● TEXT SEGMENT
========================================================================
Tom makes a good point about the partner factor. My wife already gives me grief when the smart lights do anything unexpected. A 3-second blackout during OTA at 11pm would not go over well.
I think I’m going with DimmerLink for the bedroom. But I’ll keep the direct TRIAC setup in the workshop — it’s a dev environment and I don’t care about brief outages there.
Decision:
- Bedroom (permanent): DimmerLink via I2C
- Workshop (dev/testing): direct TRIAC via ac_dimmer
Quick question about multi-channel — if I use DimmerLink, can I control two separate light circuits from one ESP32 over the same I2C bus? I have two ceiling lights on separate switches.
Yes, DimmerLink supports up to 4 channels on a single I2C bus. Each channel has its own address or you can use a multi-channel DimmerLink board.
========================================================================
● DATA SECTION
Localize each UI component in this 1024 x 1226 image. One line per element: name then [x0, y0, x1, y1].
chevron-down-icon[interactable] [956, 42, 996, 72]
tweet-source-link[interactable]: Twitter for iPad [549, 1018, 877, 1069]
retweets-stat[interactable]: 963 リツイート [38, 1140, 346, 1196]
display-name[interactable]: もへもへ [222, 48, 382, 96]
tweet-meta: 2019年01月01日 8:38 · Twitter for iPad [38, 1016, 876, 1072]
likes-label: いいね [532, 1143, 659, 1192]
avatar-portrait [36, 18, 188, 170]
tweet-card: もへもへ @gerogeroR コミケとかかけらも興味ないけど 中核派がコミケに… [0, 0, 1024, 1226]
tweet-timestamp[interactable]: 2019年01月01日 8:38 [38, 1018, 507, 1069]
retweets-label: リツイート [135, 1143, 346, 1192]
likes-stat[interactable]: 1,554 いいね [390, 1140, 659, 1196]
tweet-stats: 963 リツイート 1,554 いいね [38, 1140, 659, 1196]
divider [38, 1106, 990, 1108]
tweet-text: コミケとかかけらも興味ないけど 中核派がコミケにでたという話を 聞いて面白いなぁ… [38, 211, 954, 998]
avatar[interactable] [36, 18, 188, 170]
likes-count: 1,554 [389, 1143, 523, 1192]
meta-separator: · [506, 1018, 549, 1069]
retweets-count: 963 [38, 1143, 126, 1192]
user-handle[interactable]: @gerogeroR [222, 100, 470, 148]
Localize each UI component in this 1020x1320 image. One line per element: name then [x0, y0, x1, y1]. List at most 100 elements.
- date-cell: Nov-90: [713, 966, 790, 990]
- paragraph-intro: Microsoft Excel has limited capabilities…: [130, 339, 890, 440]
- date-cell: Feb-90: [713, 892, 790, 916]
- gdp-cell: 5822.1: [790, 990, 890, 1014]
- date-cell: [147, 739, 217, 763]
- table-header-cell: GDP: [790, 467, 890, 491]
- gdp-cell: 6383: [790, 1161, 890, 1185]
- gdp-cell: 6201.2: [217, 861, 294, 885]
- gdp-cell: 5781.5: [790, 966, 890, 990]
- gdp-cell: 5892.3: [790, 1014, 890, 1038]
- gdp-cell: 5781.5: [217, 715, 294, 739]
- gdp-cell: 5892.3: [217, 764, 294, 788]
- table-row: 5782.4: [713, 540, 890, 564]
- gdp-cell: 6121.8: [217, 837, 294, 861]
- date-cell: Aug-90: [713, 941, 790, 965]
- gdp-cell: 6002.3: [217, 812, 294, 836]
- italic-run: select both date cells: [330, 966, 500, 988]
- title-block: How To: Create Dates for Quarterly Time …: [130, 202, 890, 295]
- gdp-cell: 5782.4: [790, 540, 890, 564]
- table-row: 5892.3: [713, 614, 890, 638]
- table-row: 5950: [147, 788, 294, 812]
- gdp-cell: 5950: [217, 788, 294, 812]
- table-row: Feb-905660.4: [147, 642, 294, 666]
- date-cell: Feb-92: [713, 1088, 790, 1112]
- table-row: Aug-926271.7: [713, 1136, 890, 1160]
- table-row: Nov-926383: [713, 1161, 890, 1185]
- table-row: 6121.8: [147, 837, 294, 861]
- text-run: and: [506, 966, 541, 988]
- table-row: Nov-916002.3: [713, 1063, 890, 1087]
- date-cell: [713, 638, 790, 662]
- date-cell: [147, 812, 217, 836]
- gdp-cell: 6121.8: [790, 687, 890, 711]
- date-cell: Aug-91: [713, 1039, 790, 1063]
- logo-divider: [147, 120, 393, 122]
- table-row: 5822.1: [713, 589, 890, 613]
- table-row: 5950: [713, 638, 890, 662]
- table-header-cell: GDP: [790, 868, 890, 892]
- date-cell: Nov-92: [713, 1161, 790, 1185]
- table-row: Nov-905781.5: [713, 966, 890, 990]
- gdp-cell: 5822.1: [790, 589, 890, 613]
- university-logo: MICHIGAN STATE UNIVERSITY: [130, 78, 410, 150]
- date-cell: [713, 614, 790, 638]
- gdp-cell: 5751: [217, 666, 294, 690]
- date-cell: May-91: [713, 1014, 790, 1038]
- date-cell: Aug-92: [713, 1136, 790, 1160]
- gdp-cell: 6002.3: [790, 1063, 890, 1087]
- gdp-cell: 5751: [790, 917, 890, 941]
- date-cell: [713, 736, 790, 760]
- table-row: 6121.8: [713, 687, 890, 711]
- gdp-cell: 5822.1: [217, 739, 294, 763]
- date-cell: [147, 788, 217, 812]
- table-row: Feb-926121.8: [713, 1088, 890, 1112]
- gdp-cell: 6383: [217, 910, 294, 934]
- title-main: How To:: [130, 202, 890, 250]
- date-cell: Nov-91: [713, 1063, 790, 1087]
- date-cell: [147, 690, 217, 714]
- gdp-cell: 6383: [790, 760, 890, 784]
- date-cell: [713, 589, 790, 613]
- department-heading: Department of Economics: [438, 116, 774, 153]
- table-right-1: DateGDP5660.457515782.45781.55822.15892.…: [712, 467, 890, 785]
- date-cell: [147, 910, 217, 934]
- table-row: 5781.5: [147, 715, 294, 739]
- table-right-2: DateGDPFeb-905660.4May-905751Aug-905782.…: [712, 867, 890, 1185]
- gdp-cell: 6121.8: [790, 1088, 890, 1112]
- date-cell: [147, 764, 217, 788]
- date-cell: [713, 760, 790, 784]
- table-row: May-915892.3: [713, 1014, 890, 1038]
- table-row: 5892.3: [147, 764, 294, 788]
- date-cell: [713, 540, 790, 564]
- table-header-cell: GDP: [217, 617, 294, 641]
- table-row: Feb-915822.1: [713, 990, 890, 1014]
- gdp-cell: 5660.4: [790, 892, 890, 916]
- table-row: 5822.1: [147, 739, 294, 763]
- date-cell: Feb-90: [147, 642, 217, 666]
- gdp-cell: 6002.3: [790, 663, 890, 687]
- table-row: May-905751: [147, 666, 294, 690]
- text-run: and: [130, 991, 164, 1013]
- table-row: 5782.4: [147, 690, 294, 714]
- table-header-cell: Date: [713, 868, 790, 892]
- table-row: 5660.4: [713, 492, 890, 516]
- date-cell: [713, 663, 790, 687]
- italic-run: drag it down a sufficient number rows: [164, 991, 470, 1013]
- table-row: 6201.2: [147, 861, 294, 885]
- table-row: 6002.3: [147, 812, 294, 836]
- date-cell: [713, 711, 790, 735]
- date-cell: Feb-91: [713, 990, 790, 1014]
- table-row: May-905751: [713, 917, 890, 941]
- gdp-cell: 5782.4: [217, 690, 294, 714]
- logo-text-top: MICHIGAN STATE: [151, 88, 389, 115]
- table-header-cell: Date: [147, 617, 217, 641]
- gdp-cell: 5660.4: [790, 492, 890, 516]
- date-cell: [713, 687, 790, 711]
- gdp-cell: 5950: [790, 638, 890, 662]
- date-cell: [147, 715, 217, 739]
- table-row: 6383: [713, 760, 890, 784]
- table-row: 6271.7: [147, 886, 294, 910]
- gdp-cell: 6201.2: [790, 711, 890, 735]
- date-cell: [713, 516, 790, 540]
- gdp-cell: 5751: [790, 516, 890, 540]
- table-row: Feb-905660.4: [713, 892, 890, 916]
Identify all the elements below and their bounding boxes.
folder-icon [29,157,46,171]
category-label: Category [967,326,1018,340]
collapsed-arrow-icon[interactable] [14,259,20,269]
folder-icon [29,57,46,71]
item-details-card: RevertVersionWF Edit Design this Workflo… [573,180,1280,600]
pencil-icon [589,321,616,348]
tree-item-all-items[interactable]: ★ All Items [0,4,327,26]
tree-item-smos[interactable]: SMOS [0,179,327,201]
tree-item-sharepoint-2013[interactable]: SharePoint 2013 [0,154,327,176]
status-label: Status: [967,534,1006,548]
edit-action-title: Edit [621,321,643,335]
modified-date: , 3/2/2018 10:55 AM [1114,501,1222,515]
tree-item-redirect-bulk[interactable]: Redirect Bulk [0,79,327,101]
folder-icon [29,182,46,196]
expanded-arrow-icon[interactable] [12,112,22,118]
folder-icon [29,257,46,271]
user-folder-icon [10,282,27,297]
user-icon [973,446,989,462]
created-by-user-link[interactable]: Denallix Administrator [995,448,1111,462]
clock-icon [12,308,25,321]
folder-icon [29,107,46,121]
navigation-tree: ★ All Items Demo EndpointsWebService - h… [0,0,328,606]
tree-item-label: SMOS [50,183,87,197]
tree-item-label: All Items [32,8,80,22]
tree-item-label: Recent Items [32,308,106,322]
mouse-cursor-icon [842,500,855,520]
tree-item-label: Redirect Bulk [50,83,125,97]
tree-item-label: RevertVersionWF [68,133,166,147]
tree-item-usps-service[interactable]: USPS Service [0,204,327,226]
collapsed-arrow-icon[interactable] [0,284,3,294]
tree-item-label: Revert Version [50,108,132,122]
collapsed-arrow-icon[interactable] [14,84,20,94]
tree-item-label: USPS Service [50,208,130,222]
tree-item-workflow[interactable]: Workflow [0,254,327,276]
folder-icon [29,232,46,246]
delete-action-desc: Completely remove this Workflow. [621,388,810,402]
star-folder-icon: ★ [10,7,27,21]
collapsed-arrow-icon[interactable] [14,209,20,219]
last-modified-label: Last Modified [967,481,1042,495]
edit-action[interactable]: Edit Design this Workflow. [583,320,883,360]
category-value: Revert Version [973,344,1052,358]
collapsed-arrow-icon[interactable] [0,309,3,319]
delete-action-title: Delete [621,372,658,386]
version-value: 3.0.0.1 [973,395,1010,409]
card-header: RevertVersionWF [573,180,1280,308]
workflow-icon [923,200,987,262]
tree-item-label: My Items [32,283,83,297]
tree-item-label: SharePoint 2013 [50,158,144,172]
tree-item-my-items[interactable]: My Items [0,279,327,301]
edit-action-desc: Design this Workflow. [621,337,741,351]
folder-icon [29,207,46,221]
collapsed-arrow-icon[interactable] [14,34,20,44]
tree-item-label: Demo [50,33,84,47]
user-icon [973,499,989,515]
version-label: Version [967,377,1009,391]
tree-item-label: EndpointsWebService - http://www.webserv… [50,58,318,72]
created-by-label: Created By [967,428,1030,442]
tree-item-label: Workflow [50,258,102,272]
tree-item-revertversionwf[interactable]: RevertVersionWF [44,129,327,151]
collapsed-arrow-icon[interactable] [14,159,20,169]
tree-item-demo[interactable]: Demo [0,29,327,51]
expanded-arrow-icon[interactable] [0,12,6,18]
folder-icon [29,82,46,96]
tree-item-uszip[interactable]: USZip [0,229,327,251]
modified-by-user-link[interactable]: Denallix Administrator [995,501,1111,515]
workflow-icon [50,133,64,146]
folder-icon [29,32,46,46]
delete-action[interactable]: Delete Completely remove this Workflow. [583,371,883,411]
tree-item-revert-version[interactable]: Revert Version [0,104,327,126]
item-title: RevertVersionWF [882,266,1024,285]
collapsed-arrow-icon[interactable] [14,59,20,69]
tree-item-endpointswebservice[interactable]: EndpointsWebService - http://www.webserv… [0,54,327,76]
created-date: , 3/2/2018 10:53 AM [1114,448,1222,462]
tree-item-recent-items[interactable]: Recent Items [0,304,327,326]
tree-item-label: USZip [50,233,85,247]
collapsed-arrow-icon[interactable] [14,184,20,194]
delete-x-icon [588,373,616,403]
========================================================================
● PROBLEMS AND TASKS
1: Using the smart-lighting discussion, answer these questions:
(a) What will the writer use for the bedroom lights?
(b) What setup will the writer keep in the workshop?
(c) How many channels does DimmerLink support on a single I2C bus?
2: Write the next part of the smart-lighting discussion, starting after its final sentence.

● RESPONSES BY ITEM NUMBER
1:
(a) DimmerLink via I2C.
(b) Direct TRIAC via ac_dimmer.
(c) Up to 4 channels.

2:
The way I’ve got it set up: one ESP32, one I2C bus (SDA/SCL), two DimmerLink modules with addresses 0x27 and 0x28. Each controls a separate light circuit. Works perfectly — you send brightness commands independently to each address.
Been running this exact two-channel setup for about a month in my living room. Haven’t had to touch it once.
Fair points from Tom about the real-world mains conditions. I’ll concede that my bench measurements with clean mains don’t represent every installation.
I did some additional testing — connected a 2kW induction heater on the same circuit as the dimmer. The ZC jitter jumped from ±50µs to ±300µs, which caused visible flicker at low brightness with the direct TRIAC approach. Interesting result.
That said, for my personal installations where I control the electrical environment, direct TRIAC is still my preference. But I can see why DimmerLink makes sense for a general-purpose production install where you can’t guarantee clean mains.
Here’s my updated YAML with some additional filtering I added after the induction heater test:
output:
- platform: ac_dimmer
id: workshop_dimmer
gate_pin: GPIO18
zero_cross_pin:
number: GPIO19
mode: INPUT
inverted: false
method: leading pulse
min_power: 25%
Perfect — two channels on one I2C bus is exactly what I need.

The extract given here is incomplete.